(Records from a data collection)
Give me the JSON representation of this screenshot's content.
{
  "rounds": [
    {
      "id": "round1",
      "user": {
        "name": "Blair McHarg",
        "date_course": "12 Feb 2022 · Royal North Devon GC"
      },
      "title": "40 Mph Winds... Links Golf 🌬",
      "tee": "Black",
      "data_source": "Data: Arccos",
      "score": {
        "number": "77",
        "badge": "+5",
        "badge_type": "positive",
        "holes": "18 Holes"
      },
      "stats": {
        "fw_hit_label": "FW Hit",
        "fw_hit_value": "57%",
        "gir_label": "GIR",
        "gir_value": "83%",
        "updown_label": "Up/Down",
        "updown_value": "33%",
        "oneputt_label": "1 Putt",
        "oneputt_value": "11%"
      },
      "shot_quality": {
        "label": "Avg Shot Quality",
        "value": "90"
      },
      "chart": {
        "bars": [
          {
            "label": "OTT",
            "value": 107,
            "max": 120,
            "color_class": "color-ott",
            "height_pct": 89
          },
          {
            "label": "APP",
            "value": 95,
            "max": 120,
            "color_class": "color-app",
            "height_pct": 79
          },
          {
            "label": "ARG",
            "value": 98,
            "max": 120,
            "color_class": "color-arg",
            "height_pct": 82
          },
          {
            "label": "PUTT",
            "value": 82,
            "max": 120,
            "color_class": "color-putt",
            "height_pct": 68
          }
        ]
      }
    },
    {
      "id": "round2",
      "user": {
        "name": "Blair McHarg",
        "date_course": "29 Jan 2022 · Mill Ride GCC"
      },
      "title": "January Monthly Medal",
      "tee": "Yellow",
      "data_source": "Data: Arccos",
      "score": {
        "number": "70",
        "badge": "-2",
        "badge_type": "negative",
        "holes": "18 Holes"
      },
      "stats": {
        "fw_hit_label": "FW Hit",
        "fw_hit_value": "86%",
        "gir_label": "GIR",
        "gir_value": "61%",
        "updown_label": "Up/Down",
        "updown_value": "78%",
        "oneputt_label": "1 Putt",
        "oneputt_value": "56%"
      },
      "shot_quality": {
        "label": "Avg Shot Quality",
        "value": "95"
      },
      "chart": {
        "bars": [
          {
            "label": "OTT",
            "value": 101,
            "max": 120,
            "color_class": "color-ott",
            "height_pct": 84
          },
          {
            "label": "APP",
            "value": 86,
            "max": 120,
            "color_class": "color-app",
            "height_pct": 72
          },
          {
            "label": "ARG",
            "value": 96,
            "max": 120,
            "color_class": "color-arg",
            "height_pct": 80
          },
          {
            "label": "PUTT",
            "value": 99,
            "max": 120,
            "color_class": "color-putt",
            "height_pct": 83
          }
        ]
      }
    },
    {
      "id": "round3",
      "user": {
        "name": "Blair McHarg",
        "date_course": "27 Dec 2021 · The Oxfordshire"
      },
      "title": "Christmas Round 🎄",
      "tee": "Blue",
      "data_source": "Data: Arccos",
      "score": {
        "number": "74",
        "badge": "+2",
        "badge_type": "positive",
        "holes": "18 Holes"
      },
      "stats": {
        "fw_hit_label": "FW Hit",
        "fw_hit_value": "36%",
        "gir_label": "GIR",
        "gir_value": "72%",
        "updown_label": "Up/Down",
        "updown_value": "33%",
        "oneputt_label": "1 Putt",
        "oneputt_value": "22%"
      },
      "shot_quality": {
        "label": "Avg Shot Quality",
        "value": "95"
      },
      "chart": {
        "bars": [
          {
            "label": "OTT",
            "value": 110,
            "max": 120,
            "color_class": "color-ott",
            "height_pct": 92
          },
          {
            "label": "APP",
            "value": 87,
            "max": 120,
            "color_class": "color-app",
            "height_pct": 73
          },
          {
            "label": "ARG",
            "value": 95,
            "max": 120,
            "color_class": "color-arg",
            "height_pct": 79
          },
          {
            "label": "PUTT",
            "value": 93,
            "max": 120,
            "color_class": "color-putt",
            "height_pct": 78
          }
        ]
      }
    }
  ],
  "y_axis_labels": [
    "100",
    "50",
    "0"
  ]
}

AIM OF THE EXERCISE
Your task is to reproduce all of the records exactly.

RESPONSE TO THE EXERCISE
Give me the JSON representation of this screenshot's content.
{
  "rounds": [
    {
      "id": "round1",
      "user": {
        "name": "Blair McHarg",
        "date_course": "12 Feb 2022 · Royal North Devon GC"
      },
      "title": "40 Mph Winds... Links Golf 🌬",
      "tee": "Black",
      "data_source": "Data: Arccos",
      "score": {
        "number": "77",
        "badge": "+5",
        "badge_type": "positive",
        "holes": "18 Holes"
      },
      "stats": {
        "fw_hit_label": "FW Hit",
        "fw_hit_value": "57%",
        "gir_label": "GIR",
        "gir_value": "83%",
        "updown_label": "Up/Down",
        "updown_value": "33%",
        "oneputt_label": "1 Putt",
        "oneputt_value": "11%"
      },
      "shot_quality": {
        "label": "Avg Shot Quality",
        "value": "90"
      },
      "chart": {
        "bars": [
          {
            "label": "OTT",
            "value": 107,
            "max": 120,
            "color_class": "color-ott",
            "height_pct": 89
          },
          {
            "label": "APP",
            "value": 95,
            "max": 120,
            "color_class": "color-app",
            "height_pct": 79
          },
          {
            "label": "ARG",
            "value": 98,
            "max": 120,
            "color_class": "color-arg",
            "height_pct": 82
          },
          {
            "label": "PUTT",
            "value": 82,
            "max": 120,
            "color_class": "color-putt",
            "height_pct": 68
          }
        ]
      }
    },
    {
      "id": "round2",
      "user": {
        "name": "Blair McHarg",
        "date_course": "29 Jan 2022 · Mill Ride GCC"
      },
      "title": "January Monthly Medal",
      "tee": "Yellow",
      "data_source": "Data: Arccos",
      "score": {
        "number": "70",
        "badge": "-2",
        "badge_type": "negative",
        "holes": "18 Holes"
      },
      "stats": {
        "fw_hit_label": "FW Hit",
        "fw_hit_value": "86%",
        "gir_label": "GIR",
        "gir_value": "61%",
        "updown_label": "Up/Down",
        "updown_value": "78%",
        "oneputt_label": "1 Putt",
        "oneputt_value": "56%"
      },
      "shot_quality": {
        "label": "Avg Shot Quality",
        "value": "95"
      },
      "chart": {
        "bars": [
          {
            "label": "OTT",
            "value": 101,
            "max": 120,
            "color_class": "color-ott",
            "height_pct": 84
          },
          {
            "label": "APP",
            "value": 86,
            "max": 120,
            "color_class": "color-app",
            "height_pct": 72
          },
          {
            "label": "ARG",
            "value": 96,
            "max": 120,
            "color_class": "color-arg",
            "height_pct": 80
          },
          {
            "label": "PUTT",
            "value": 99,
            "max": 120,
            "color_class": "color-putt",
            "height_pct": 83
          }
        ]
      }
    },
    {
      "id": "round3",
      "user": {
        "name": "Blair McHarg",
        "date_course": "27 Dec 2021 · The Oxfordshire"
      },
      "title": "Christmas Round 🎄",
      "tee": "Blue",
      "data_source": "Data: Arccos",
      "score": {
        "number": "74",
        "badge": "+2",
        "badge_type": "positive",
        "holes": "18 Holes"
      },
      "stats": {
        "fw_hit_label": "FW Hit",
        "fw_hit_value": "36%",
        "gir_label": "GIR",
        "gir_value": "72%",
        "updown_label": "Up/Down",
        "updown_value": "33%",
        "oneputt_label": "1 Putt",
        "oneputt_value": "22%"
      },
      "shot_quality": {
        "label": "Avg Shot Quality",
        "value": "95"
      },
      "chart": {
        "bars": [
          {
            "label": "OTT",
            "value": 110,
            "max": 120,
            "color_class": "color-ott",
            "height_pct": 92
          },
          {
            "label": "APP",
            "value": 87,
            "max": 120,
            "color_class": "color-app",
            "height_pct": 73
          },
          {
            "label": "ARG",
            "value": 95,
            "max": 120,
            "color_class": "color-arg",
            "height_pct": 79
          },
          {
            "label": "PUTT",
            "value": 93,
            "max": 120,
            "color_class": "color-putt",
            "height_pct": 78
          }
        ]
      }
    }
  ],
  "y_axis_labels": [
    "100",
    "50",
    "0"
  ]
}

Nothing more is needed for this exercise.